• **Your instructions**
Report the count of lines below that include "指标名称", without any other text.

--- start Input for this task ---

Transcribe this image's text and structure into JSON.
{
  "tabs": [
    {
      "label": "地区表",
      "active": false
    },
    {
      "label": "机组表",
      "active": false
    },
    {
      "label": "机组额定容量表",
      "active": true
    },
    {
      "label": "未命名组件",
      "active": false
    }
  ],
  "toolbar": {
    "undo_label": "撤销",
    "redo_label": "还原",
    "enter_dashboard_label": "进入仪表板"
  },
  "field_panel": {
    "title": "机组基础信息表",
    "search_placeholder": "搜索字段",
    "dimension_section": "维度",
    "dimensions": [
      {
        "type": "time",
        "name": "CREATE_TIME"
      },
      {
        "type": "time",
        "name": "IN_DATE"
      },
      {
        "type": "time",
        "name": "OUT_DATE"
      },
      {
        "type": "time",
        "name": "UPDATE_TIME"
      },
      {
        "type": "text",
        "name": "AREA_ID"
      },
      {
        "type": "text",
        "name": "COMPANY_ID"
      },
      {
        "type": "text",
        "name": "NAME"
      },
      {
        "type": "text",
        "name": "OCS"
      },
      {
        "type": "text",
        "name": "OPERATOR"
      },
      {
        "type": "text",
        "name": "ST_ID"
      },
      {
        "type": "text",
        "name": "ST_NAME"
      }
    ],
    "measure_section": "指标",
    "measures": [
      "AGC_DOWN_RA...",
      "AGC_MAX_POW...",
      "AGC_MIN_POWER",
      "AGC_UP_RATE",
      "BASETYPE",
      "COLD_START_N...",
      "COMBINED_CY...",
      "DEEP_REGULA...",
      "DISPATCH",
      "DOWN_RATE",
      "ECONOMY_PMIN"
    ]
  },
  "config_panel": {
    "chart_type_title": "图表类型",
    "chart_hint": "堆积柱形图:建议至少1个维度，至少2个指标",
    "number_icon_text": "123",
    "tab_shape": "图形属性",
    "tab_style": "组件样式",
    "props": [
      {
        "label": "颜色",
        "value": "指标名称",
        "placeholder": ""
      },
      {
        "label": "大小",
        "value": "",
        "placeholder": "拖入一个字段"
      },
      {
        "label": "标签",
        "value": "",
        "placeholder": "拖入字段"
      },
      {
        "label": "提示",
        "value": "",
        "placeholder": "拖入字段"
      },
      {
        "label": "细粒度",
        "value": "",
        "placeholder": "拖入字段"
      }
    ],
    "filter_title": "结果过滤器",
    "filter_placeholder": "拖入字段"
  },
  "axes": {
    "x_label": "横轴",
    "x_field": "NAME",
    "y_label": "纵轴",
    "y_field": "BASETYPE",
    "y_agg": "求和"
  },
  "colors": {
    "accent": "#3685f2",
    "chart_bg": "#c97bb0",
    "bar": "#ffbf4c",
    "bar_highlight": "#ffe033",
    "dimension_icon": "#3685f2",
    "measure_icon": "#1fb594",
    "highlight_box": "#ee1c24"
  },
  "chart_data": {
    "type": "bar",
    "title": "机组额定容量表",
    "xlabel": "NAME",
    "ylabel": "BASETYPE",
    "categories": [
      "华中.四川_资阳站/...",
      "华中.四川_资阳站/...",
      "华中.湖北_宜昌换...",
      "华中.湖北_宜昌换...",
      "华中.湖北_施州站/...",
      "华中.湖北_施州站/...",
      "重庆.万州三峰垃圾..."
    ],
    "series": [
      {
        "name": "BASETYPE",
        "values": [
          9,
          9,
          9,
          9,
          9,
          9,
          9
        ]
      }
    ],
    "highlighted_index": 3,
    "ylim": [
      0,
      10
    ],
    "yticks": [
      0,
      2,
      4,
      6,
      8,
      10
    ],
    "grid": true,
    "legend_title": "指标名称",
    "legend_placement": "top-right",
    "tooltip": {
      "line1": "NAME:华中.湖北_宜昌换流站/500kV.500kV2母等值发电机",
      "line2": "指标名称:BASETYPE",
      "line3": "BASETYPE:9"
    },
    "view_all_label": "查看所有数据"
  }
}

--- end Input for this task ---

• **Response**
3